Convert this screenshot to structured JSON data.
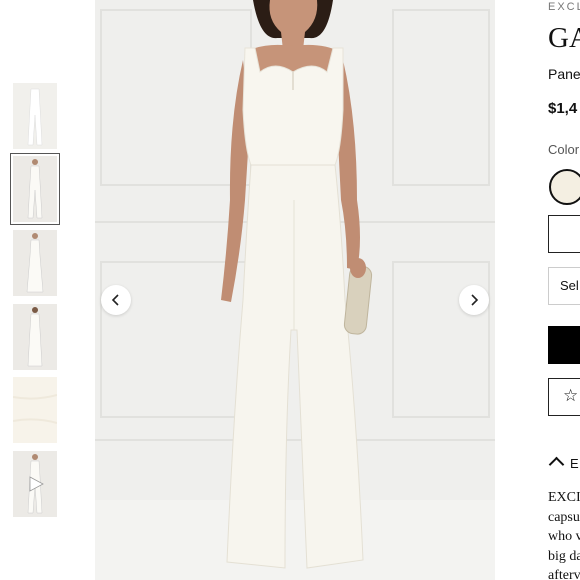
{
  "thumbnails": [
    {
      "name": "front-view"
    },
    {
      "name": "model-front",
      "selected": true
    },
    {
      "name": "model-side"
    },
    {
      "name": "model-back"
    },
    {
      "name": "fabric-detail"
    },
    {
      "name": "video"
    }
  ],
  "product": {
    "brand": "EXCL",
    "title": "GA",
    "description": "Pane",
    "price": "$1,4",
    "color_label": "Color",
    "swatch_color": "#f4efe2",
    "size_select": "Sel",
    "wishlist_icon": "☆",
    "editors_notes_heading": "E",
    "body_lines": [
      "EXCI",
      "capsu",
      "who v",
      "big da",
      "afterv"
    ]
  },
  "gallery": {
    "prev_icon": "chevron-left-icon",
    "next_icon": "chevron-right-icon"
  }
}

**Task instructions**
Leave out all pictures, then copy the remaining material exactly.

**The answer**
Convert this screenshot to structured JSON data.
{
  "thumbnails": [
    {
      "name": "front-view"
    },
    {
      "name": "model-front",
      "selected": true
    },
    {
      "name": "model-side"
    },
    {
      "name": "model-back"
    },
    {
      "name": "fabric-detail"
    },
    {
      "name": "video"
    }
  ],
  "product": {
    "brand": "EXCL",
    "title": "GA",
    "description": "Pane",
    "price": "$1,4",
    "color_label": "Color",
    "swatch_color": "#f4efe2",
    "size_select": "Sel",
    "wishlist_icon": "☆",
    "editors_notes_heading": "E",
    "body_lines": [
      "EXCI",
      "capsu",
      "who v",
      "big da",
      "afterv"
    ]
  },
  "gallery": {
    "prev_icon": "chevron-left-icon",
    "next_icon": "chevron-right-icon"
  }
}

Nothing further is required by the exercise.